Document section ▸

— BEGIN —

Automatic paper clustering and search tool by fastext from Facebook Research
Automatic document clustering and search tools for ICCV / CVPR papers by using fasttext from Facebook Research
Scrape paper info (title, abstract and PDF) from CVPR open access repository. Then extracts words to build a corpus. Scraping HTML/PDF is a little off-topic for this sample, so I removed those scraping code from this repository.
After extracting text from each PDF, we pre-processes the data like below.
The input corpus we built is placed under raw_data
Build my Paper2Vec instance. Load multiple corpus files. Replace rare words with UNK token to build a suitable size of dictionary.
p2v = Paper2Vec(data_dir=args.data_dir, word_dim=args.word_dim)
p2v.add_dictionary_from_file('CVPR2016/corpus.txt')
p2v.add_dictionary_from_file('CVPR2017/corpus.txt')
p2v.add_dictionary_from_file('CVPR2018/corpus.txt')
p2v.build_dictionary(args.max_dictionary_words)
Count occurrences of words sequence. Unite frequent sequence words with "_". For ex "deep learning" will be now one word, "deep_learning".
p2v.detect_phrases(args.phrase_threshold)
p2v.create_corpus_with_phrases('corpus.txt')
p2v.convert_text_with_phrases('CVPR2018/abstract.txt', 'abstract.txt')
copyfile(args.data_dir + '/CVPR2018/paper_info.txt', args.data_dir + '/paper_info.txt')
You can train with "skipgram" or "cbow" by fasttext. Default dimension of vector is 75. Also you can find similar word by calling get_most_similar_words().
p2v.train_words_model('corpus.txt', 'fasttext_model', model=args.train_model, min_count=args.min_count)
print('[deep_learning]', p2v.get_most_similar_words('deep_learning', 12))
Calculate mean vector of each words' vector in abstract and title to define the vector as a paper representation vector.
p2v.build_paper_vectors()
Reduce 75-dim of paper vector into 2-dim by using t-SNE.

— END —

To-do list ▸
1) In the paper clustering tool description, what is the default dimension of the vector?
2) Transcribe the passage of the paper clustering tool description starting with "p2v.build_dictionary(args.max_dictionary_words)" and going on through "by calling get_most_similar_words().".

Dataset section ▸
— BEGIN —

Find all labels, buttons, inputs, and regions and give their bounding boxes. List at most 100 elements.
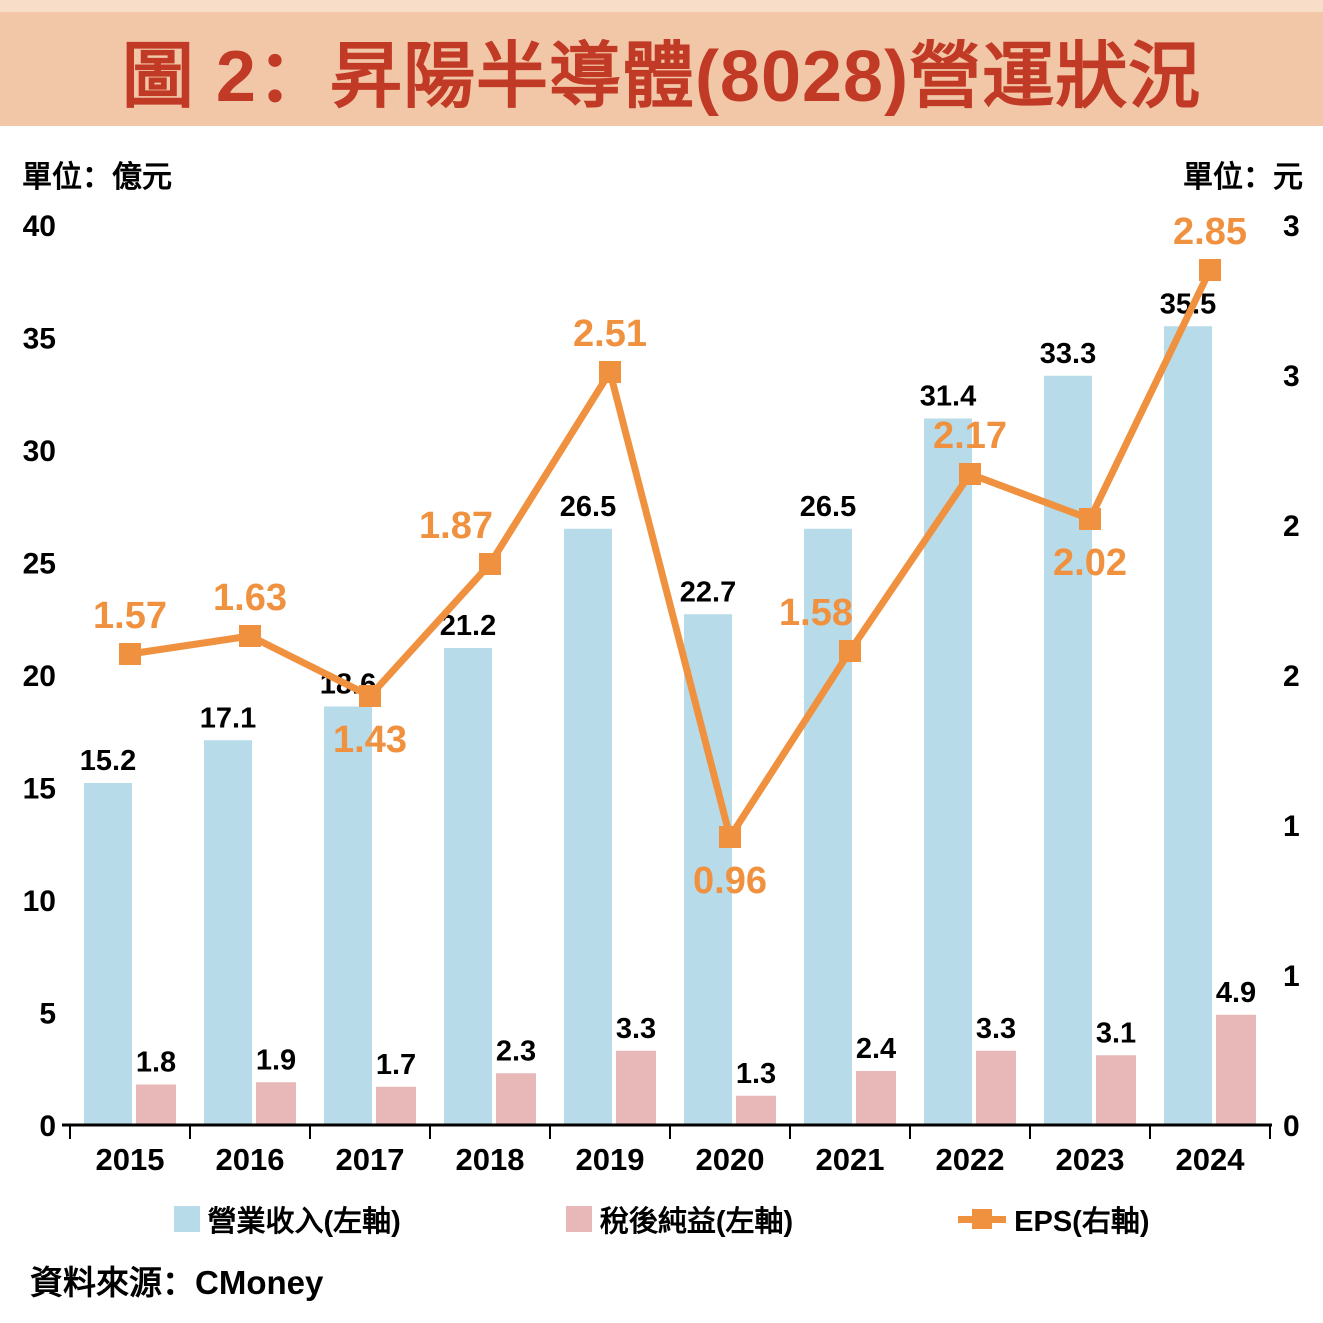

— END —

Task responses ▸
1) 75

2)
p2v.build_dictionary(args.max_dictionary_words)
Count occurrences of words sequence. Unite frequent sequence words with "_". For ex "deep learning" will be now one word, "deep_learning".
p2v.detect_phrases(args.phrase_threshold)
p2v.create_corpus_with_phrases('corpus.txt')
p2v.convert_text_with_phrases('CVPR2018/abstract.txt', 'abstract.txt')
copyfile(args.data_dir + '/CVPR2018/paper_info.txt', args.data_dir + '/paper_info.txt')
You can train with "skipgram" or "cbow" by fasttext. Default dimension of vector is 75. Also you can find similar word by calling get_most_similar_words().